Count the lines below that contain the word "type" and give only the number.

--- EXCERPTED RECORDS ---

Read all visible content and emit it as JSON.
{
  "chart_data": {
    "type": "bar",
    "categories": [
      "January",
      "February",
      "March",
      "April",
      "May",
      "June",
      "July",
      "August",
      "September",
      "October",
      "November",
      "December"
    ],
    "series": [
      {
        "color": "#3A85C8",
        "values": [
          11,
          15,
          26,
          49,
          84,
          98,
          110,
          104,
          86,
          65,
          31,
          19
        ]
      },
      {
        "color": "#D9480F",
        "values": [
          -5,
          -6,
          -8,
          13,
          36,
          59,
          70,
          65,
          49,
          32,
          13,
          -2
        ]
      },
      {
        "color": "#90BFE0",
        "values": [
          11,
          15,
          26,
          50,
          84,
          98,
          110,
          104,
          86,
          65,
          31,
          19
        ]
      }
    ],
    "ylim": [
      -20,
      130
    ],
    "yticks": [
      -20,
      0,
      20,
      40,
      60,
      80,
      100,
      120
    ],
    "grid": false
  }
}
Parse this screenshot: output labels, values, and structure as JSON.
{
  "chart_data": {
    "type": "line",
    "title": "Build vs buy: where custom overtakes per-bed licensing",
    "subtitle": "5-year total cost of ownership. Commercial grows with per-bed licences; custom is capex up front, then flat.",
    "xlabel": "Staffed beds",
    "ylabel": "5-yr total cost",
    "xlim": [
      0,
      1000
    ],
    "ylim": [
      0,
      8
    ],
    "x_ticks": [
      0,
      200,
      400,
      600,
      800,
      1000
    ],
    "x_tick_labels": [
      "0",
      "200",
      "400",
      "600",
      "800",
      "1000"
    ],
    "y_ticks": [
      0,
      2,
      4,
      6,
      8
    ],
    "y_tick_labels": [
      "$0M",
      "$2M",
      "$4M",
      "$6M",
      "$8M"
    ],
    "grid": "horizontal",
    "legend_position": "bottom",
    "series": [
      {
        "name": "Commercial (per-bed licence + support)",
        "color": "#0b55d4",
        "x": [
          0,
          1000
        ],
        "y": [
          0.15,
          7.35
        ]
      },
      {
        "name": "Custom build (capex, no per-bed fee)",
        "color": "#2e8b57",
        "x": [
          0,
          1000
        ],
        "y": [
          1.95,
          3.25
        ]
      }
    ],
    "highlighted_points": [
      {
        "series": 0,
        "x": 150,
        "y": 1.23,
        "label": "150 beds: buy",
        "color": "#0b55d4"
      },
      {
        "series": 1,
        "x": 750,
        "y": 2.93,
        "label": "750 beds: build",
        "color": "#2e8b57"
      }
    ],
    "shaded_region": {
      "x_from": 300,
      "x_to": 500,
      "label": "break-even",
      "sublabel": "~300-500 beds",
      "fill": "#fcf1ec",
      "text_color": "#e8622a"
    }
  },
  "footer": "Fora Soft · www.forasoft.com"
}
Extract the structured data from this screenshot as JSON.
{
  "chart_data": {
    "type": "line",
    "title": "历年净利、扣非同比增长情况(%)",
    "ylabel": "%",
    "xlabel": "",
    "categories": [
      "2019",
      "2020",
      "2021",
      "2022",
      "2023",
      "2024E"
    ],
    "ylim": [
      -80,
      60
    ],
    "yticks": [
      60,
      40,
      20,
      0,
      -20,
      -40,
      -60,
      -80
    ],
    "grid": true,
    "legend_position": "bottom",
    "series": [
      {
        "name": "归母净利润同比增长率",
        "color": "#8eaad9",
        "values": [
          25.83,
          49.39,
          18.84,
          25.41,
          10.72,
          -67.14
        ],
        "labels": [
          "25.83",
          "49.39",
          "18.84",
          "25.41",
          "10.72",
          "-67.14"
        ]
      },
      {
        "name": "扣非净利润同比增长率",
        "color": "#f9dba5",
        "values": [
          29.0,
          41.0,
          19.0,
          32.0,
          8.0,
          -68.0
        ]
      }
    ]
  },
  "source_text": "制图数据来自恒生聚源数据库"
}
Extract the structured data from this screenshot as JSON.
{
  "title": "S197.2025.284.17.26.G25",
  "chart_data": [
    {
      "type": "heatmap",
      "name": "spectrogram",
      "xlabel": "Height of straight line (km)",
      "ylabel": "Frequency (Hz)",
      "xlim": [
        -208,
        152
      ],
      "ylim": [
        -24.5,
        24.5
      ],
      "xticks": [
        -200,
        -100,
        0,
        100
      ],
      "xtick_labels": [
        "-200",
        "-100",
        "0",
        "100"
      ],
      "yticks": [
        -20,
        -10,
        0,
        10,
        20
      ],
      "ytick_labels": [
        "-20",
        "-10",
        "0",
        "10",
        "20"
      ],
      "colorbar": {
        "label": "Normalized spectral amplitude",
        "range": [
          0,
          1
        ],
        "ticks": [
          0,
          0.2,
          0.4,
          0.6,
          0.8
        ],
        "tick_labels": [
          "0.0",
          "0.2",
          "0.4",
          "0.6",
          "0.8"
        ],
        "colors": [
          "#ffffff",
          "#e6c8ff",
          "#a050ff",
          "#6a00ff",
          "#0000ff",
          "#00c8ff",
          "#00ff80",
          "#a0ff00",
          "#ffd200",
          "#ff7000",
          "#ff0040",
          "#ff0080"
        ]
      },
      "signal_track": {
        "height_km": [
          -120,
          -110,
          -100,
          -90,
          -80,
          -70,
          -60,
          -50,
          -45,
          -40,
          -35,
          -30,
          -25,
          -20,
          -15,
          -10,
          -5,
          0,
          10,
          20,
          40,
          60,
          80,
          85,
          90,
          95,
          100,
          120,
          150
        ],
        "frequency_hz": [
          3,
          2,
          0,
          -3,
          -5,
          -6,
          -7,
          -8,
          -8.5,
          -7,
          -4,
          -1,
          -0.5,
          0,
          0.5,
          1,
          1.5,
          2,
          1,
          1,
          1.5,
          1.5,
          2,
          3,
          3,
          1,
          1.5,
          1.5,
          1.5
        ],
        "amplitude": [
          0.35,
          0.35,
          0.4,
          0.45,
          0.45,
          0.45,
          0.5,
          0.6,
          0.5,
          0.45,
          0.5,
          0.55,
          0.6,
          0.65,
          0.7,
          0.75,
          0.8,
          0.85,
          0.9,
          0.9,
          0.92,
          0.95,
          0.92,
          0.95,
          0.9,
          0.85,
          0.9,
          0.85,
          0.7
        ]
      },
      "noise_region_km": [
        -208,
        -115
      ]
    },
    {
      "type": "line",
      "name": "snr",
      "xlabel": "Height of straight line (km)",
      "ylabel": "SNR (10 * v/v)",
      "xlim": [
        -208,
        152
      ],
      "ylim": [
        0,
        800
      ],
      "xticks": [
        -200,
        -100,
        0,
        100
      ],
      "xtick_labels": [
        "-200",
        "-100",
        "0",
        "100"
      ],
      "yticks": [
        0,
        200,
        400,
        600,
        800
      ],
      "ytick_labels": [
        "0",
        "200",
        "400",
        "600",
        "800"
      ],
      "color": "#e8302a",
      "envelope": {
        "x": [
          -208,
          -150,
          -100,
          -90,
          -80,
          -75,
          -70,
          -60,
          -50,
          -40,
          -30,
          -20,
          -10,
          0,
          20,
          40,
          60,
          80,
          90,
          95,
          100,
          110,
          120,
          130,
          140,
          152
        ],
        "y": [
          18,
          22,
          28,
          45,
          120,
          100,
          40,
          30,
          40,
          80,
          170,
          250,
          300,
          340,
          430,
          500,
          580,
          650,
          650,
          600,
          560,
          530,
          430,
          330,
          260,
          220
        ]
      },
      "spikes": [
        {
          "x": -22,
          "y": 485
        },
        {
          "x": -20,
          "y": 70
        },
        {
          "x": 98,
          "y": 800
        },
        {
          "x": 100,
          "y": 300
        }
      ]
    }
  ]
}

---

§ EXERCISE SOLUTION:
5